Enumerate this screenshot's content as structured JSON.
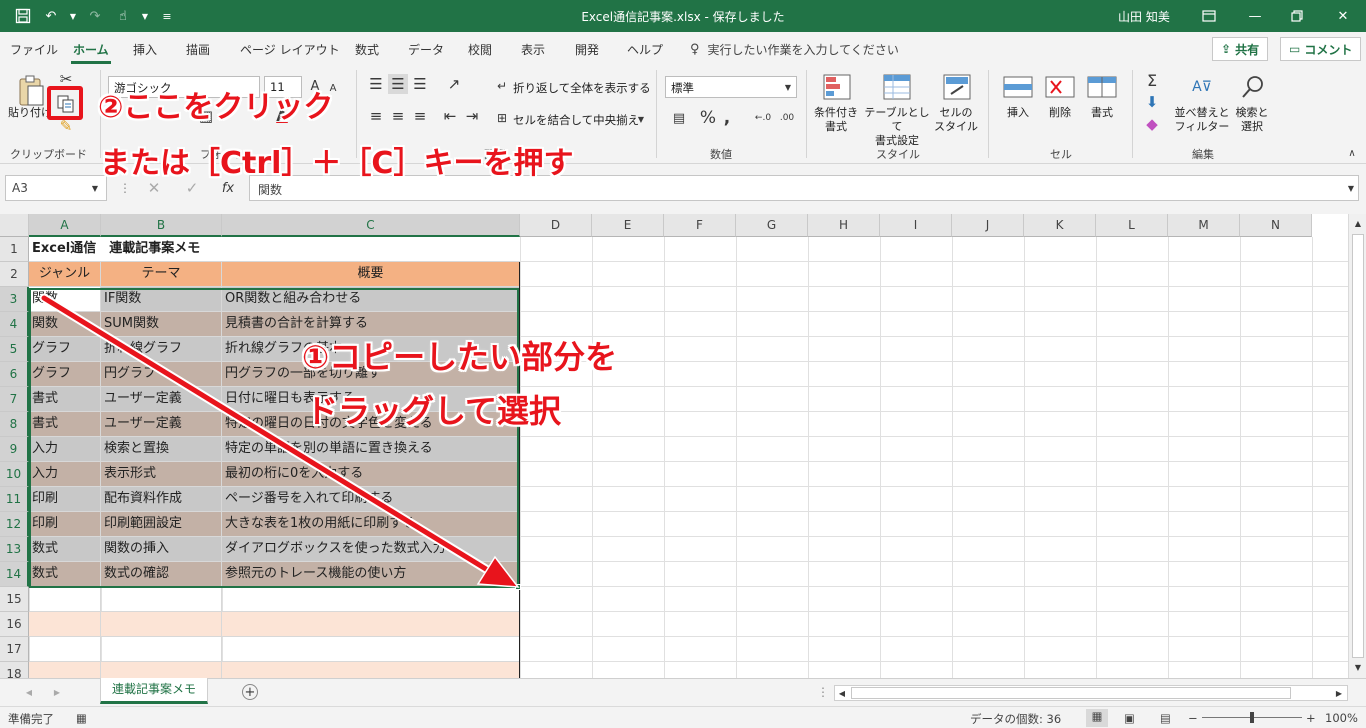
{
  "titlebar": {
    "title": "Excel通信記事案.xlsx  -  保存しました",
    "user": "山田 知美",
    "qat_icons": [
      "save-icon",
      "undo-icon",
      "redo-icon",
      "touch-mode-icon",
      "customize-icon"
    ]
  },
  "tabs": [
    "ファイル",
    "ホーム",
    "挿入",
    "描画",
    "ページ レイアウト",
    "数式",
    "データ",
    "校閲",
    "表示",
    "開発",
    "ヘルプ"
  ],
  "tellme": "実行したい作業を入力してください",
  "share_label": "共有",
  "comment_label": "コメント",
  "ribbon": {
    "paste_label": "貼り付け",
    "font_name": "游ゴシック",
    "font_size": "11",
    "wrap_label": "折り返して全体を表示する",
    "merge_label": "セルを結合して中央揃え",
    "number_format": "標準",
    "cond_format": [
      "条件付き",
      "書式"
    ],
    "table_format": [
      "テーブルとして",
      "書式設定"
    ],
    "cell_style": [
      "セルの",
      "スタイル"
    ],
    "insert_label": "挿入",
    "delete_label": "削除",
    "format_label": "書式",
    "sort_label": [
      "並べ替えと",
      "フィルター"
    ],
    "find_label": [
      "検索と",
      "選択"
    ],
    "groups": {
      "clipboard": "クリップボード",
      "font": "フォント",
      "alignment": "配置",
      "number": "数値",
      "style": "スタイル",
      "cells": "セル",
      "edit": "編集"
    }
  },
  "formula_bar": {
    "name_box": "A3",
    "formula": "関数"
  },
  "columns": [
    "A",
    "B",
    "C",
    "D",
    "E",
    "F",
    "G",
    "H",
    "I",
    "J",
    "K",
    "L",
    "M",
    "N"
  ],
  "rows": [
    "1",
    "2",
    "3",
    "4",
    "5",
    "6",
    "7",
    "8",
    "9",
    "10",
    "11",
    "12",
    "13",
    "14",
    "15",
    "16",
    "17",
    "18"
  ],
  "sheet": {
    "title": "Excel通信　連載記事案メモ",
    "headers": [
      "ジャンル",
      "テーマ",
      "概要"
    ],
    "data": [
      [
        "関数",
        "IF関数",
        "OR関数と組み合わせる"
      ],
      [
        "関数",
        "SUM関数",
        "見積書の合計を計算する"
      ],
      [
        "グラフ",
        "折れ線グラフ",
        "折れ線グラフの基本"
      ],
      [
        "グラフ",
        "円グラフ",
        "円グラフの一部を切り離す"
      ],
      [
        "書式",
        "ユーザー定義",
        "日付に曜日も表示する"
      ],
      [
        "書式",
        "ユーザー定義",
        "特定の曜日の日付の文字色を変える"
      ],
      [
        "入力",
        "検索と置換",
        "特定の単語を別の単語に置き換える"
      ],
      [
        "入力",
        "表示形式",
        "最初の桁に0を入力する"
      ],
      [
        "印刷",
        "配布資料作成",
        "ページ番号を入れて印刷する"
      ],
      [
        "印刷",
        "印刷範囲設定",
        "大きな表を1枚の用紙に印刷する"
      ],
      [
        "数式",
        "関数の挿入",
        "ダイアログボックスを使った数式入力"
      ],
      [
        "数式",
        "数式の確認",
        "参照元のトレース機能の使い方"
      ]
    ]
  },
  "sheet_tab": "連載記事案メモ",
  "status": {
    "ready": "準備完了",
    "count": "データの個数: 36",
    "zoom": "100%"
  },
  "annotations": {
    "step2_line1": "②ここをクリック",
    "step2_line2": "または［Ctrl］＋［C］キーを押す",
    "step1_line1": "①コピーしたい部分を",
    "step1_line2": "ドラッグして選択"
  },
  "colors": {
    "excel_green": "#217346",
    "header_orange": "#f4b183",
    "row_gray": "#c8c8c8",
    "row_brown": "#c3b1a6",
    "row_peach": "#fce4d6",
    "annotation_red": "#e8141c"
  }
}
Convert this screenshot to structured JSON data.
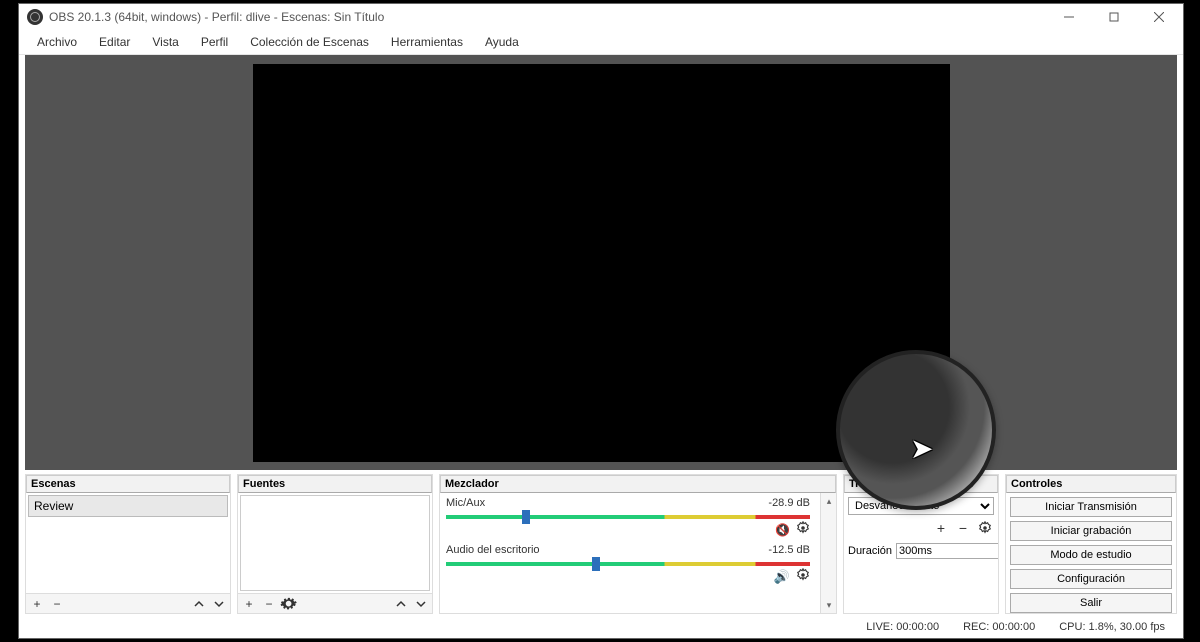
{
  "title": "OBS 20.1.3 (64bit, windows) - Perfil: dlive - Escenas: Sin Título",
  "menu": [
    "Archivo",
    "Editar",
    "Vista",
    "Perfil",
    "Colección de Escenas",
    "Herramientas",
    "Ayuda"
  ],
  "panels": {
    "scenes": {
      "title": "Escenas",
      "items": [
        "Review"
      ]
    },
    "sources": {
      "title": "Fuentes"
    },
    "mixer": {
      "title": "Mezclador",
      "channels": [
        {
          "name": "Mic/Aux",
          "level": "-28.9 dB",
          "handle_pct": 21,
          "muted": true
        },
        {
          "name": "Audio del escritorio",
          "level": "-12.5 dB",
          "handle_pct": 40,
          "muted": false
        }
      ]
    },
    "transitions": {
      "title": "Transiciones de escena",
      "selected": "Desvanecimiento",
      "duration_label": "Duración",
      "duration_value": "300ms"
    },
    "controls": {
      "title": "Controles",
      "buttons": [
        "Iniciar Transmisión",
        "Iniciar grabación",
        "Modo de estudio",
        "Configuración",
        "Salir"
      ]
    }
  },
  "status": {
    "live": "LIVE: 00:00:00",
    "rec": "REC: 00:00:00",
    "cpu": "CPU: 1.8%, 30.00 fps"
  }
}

———

The word "data" may occur in lines of the records. Report how many such lines there are, giving only the number.

2